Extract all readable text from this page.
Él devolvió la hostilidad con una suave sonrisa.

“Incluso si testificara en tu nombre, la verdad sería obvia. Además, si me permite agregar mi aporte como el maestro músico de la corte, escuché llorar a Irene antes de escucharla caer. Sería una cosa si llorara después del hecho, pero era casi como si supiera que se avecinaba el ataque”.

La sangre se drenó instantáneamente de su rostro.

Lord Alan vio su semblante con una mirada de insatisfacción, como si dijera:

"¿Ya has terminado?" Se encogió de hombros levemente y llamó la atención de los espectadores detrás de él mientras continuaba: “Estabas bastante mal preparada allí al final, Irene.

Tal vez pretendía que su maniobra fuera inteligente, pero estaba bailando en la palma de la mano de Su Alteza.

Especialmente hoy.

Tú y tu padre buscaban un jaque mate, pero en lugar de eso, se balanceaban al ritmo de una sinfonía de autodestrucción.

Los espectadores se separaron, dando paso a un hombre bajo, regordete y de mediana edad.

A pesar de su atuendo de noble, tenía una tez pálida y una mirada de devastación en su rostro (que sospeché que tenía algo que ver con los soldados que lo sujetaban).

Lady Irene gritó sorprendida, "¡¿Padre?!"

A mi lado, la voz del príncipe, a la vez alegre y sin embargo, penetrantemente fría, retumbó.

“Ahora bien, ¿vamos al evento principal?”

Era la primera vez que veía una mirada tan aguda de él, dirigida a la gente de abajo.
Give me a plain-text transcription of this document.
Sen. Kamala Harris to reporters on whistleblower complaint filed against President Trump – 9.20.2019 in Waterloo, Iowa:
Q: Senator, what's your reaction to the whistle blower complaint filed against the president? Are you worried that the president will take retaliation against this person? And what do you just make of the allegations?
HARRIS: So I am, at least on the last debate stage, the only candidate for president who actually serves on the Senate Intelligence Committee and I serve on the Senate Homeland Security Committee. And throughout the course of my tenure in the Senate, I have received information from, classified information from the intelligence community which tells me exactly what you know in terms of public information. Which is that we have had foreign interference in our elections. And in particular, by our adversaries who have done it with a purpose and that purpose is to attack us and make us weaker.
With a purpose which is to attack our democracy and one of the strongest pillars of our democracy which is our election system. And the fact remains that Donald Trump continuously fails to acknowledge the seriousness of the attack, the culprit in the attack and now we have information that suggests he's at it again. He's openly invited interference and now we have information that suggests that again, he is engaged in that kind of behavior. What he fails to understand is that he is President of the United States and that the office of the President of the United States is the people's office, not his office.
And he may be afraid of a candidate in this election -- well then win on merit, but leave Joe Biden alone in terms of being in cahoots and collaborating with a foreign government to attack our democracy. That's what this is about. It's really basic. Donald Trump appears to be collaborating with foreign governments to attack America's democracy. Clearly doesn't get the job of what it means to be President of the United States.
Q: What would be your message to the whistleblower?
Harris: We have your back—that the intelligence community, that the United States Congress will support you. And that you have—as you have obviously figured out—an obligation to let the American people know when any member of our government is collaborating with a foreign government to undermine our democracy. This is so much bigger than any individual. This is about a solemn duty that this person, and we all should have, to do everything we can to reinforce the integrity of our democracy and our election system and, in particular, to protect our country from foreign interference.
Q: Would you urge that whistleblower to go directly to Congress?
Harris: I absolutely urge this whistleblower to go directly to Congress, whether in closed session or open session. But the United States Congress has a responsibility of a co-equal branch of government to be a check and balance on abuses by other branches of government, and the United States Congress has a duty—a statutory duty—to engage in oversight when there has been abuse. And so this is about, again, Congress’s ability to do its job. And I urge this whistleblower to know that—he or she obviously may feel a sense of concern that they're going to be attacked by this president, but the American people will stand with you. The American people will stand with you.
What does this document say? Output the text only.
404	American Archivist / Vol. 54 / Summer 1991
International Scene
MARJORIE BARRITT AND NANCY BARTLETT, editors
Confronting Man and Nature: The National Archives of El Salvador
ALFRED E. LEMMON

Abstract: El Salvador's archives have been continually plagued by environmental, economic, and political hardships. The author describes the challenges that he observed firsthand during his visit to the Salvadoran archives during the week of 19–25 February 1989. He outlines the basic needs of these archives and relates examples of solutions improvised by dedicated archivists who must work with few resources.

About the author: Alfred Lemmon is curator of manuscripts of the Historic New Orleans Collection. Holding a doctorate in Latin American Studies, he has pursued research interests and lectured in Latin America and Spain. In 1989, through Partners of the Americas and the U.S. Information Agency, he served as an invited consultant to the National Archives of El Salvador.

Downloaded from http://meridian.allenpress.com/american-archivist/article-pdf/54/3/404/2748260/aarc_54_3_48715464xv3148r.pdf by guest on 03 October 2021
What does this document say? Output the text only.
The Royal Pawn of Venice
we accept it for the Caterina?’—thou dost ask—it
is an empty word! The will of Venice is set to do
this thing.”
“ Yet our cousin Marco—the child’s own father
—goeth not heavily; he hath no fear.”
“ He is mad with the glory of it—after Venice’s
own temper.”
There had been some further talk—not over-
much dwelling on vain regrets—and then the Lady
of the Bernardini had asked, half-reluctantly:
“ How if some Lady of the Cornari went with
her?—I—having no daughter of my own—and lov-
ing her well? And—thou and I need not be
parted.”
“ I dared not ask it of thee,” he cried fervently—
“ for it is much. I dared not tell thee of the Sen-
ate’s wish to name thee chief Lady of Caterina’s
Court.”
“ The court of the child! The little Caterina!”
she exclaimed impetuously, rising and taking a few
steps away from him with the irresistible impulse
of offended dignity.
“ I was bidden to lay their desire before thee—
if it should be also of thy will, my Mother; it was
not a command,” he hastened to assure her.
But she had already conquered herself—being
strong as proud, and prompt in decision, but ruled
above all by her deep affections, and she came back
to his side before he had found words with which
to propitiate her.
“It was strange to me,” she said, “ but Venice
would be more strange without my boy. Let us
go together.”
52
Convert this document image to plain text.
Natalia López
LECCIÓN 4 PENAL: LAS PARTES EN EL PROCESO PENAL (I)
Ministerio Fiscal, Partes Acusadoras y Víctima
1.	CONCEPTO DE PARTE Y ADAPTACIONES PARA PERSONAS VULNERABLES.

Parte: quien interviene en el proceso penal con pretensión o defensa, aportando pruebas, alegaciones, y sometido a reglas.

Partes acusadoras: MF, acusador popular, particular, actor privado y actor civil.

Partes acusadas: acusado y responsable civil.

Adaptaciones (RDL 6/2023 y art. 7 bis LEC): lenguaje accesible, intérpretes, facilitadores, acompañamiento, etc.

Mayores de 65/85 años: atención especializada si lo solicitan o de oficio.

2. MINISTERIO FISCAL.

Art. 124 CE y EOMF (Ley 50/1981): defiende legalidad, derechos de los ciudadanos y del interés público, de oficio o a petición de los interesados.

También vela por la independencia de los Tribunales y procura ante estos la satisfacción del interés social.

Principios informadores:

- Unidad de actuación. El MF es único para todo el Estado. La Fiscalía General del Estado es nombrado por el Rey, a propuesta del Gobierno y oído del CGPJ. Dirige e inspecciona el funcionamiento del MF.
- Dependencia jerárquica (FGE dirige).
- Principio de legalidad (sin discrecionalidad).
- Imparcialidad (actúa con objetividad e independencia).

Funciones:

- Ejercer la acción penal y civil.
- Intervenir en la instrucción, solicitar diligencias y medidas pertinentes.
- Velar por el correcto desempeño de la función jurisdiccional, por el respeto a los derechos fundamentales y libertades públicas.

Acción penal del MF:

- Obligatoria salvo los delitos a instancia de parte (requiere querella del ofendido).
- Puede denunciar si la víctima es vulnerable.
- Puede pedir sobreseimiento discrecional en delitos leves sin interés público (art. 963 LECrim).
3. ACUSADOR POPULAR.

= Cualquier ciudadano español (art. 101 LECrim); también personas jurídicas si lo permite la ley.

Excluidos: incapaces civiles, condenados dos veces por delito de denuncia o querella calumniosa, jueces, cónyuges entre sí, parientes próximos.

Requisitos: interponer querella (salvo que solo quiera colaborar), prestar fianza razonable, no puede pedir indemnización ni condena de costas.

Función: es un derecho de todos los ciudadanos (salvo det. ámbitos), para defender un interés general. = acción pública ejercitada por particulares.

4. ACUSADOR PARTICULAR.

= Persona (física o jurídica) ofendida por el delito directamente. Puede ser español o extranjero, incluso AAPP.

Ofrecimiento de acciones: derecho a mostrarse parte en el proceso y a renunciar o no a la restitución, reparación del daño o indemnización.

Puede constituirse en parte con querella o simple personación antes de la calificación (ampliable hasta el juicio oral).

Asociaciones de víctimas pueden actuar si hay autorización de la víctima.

—————

= Task to complete =
Gather from the records above every line containing the string "duty".

= Answer for this exercise =
Harris: We have your back—that the intelligence community, that the United States Congress will support you. And that you have—as you have obviously figured out—an obligation to let the American people know when any member of our government is collaborating with a foreign government to undermine our democracy. This is so much bigger than any individual. This is about a solemn duty that this person, and we all should have, to do everything we can to reinforce the integrity of our democracy and our election system and, in particular, to protect our country from foreign interference.
Harris: I absolutely urge this whistleblower to go directly to Congress, whether in closed session or open session. But the United States Congress has a responsibility of a co-equal branch of government to be a check and balance on abuses by other branches of government, and the United States Congress has a duty—a statutory duty—to engage in oversight when there has been abuse. And so this is about, again, Congress’s ability to do its job. And I urge this whistleblower to know that—he or she obviously may feel a sense of concern that they're going to be attacked by this president, but the American people will stand with you. The American people will stand with you.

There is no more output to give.